● Data for the task
= = = = =
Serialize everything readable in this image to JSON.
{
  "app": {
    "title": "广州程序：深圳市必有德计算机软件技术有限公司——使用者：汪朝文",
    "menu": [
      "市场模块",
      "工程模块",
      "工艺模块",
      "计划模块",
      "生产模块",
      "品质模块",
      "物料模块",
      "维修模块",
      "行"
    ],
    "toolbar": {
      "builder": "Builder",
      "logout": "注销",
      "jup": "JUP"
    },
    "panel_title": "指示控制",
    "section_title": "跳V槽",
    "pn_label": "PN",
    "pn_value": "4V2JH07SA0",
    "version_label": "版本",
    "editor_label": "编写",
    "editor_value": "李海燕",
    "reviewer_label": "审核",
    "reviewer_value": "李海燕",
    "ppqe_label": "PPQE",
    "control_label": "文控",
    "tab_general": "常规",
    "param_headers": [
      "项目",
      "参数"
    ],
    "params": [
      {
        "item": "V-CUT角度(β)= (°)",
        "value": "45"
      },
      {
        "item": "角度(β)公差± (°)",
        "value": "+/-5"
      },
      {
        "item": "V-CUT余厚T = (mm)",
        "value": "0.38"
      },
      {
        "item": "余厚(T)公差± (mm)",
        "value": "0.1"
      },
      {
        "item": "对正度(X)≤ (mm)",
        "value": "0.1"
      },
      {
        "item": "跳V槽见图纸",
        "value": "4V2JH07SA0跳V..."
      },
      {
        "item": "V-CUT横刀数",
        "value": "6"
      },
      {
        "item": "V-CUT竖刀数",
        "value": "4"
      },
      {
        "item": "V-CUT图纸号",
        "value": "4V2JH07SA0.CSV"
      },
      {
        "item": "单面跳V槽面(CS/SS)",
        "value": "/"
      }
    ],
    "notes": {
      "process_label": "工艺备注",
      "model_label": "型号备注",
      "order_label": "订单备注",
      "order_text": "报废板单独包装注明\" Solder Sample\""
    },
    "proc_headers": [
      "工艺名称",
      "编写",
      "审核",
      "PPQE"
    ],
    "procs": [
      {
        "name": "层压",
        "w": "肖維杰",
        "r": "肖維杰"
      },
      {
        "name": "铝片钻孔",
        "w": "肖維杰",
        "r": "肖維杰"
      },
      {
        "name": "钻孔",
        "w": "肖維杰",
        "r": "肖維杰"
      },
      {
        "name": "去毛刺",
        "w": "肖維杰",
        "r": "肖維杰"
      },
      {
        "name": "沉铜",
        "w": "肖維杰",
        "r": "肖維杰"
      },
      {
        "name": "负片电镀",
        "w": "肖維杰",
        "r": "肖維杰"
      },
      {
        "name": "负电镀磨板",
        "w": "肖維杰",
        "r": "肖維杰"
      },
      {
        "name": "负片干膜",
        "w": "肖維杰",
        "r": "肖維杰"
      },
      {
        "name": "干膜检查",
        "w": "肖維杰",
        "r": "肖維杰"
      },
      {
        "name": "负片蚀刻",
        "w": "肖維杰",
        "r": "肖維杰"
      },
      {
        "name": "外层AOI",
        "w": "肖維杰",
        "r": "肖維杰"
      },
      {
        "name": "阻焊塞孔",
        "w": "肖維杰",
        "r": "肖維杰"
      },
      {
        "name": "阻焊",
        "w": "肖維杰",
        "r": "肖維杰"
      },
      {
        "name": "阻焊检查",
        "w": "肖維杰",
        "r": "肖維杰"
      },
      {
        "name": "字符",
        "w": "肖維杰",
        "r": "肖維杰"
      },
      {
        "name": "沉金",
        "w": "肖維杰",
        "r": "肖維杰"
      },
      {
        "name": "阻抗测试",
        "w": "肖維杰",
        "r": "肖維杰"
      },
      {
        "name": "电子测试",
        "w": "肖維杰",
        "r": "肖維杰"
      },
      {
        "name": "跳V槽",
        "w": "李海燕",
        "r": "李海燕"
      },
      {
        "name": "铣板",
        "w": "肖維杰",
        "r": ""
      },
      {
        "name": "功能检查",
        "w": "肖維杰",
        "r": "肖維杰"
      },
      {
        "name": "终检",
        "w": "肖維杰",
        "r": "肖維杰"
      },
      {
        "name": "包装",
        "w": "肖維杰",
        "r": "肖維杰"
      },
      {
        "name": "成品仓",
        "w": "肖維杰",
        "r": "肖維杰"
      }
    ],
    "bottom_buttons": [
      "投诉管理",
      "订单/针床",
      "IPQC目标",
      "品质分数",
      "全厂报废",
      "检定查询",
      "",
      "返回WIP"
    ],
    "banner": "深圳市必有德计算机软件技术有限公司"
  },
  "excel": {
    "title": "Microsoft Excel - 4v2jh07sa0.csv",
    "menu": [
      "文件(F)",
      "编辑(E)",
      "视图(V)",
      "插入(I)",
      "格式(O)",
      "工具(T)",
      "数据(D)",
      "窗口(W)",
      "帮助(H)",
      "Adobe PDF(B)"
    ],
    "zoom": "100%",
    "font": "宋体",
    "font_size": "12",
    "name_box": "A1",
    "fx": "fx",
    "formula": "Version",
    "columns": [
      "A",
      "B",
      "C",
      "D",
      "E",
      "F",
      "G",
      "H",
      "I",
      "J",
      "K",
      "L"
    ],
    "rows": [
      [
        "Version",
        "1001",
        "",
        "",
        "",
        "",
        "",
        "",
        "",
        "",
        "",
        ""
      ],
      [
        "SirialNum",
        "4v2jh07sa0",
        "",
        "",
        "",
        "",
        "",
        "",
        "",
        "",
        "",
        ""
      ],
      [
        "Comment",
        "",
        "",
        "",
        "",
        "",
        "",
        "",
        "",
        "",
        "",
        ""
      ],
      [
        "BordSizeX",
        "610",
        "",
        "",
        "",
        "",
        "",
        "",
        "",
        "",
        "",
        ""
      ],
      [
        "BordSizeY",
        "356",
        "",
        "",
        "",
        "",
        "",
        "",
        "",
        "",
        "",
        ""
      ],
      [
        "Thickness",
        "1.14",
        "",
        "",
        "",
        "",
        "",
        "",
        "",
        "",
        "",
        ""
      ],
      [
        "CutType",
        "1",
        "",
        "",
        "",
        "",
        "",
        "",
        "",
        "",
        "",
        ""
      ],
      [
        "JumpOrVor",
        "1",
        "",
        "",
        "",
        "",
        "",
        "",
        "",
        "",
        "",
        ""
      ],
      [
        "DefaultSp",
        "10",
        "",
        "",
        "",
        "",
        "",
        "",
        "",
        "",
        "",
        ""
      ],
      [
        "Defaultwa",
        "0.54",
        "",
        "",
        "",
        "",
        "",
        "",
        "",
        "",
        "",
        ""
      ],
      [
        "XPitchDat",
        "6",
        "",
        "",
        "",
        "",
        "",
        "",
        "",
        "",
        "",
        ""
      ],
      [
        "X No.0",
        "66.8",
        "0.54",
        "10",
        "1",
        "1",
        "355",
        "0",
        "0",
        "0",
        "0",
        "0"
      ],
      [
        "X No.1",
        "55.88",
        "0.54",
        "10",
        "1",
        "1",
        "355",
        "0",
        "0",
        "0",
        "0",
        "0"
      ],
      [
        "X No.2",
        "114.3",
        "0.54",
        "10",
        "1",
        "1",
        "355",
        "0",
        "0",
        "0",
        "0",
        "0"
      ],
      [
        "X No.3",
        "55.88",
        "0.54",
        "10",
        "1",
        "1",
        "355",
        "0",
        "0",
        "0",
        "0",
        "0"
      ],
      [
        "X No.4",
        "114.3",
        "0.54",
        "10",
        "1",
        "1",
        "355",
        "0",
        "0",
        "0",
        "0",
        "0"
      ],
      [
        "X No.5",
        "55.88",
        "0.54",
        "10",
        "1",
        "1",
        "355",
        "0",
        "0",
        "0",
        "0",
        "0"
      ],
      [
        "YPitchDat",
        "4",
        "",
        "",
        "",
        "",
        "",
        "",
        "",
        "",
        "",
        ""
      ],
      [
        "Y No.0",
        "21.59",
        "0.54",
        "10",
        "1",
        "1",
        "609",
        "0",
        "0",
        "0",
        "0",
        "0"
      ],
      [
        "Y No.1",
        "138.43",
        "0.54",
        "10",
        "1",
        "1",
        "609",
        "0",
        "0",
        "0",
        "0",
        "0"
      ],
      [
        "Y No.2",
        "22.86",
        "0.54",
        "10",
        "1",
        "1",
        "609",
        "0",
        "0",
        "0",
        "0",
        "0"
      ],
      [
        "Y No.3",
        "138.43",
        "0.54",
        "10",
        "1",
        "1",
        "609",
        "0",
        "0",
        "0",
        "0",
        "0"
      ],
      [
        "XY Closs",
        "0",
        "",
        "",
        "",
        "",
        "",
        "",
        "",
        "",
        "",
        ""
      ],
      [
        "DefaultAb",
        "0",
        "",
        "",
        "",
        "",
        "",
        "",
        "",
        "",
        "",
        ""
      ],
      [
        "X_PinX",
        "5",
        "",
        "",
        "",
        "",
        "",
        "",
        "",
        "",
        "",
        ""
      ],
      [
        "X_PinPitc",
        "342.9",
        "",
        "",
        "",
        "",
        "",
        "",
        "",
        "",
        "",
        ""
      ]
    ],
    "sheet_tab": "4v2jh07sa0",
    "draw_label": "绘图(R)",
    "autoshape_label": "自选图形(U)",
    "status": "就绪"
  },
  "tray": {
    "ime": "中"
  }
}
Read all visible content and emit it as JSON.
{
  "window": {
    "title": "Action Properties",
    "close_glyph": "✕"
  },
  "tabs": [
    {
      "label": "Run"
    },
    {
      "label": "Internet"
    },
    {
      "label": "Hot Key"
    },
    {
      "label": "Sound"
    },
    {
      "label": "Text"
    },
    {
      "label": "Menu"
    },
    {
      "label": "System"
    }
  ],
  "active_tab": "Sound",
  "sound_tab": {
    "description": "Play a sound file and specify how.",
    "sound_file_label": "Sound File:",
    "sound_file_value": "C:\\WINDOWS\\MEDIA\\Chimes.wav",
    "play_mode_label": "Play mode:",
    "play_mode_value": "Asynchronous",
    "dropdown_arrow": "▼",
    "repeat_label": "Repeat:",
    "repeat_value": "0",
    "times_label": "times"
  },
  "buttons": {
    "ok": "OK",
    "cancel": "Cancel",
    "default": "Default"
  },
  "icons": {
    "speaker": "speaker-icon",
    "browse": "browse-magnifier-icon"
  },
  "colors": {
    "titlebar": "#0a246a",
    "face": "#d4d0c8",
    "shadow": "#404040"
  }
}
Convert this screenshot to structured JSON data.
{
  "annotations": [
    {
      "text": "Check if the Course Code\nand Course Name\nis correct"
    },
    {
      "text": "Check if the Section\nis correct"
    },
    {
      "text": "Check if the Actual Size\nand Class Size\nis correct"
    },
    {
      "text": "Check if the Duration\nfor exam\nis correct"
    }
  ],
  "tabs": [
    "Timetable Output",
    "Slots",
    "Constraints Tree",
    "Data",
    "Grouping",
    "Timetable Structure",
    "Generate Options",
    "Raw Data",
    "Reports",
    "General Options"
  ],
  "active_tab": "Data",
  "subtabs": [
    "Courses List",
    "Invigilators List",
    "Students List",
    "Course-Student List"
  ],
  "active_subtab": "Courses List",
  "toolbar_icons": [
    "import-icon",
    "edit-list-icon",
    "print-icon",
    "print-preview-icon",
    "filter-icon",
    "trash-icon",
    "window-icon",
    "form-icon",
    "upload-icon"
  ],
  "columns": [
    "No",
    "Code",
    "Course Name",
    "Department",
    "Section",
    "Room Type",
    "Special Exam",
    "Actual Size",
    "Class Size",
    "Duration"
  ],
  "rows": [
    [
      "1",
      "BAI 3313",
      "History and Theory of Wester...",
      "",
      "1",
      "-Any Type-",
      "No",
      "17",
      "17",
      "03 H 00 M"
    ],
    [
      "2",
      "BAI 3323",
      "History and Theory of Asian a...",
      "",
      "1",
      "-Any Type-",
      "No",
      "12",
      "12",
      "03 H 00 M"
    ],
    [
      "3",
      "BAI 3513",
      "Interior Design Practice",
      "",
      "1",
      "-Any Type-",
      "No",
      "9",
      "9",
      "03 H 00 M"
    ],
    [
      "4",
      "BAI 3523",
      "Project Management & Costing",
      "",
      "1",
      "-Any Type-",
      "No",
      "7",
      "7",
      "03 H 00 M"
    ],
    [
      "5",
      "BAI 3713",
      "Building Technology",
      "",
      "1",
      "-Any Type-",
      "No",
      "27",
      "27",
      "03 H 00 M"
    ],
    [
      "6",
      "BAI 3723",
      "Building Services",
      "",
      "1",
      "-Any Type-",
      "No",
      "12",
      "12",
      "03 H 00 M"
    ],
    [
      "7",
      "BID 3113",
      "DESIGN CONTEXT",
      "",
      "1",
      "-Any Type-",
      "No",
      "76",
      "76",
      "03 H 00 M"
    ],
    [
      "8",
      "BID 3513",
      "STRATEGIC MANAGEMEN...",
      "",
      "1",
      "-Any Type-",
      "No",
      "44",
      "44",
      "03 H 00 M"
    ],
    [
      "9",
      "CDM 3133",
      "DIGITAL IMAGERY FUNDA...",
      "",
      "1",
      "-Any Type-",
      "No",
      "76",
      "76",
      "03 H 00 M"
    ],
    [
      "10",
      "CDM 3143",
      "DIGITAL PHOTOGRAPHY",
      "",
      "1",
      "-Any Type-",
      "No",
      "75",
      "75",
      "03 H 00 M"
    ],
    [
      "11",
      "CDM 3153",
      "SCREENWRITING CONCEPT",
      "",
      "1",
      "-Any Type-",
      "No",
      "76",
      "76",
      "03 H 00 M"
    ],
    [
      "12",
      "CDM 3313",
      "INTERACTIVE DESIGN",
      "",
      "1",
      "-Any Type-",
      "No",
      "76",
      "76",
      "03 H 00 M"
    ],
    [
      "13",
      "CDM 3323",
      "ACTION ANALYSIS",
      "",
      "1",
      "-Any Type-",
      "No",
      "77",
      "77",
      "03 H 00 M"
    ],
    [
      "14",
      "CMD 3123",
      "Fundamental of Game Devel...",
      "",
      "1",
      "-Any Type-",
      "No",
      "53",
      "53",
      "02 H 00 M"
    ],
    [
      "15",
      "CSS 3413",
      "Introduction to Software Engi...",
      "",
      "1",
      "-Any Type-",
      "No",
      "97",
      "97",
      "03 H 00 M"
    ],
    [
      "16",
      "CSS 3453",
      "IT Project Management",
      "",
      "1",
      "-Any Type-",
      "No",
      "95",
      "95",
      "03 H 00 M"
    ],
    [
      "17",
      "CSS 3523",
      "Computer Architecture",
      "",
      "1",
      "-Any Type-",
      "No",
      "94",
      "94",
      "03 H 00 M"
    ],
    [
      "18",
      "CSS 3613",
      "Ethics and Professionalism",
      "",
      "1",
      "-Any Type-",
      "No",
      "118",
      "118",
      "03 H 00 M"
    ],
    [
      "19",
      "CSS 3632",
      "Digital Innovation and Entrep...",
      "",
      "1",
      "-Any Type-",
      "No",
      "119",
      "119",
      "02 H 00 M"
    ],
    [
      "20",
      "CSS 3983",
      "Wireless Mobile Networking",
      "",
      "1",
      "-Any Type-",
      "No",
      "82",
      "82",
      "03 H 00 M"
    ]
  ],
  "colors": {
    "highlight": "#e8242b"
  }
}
= = = = =
Return every line holding the word "Courses" from the records.

● Correct result
    "Courses List",
  "active_subtab": "Courses List",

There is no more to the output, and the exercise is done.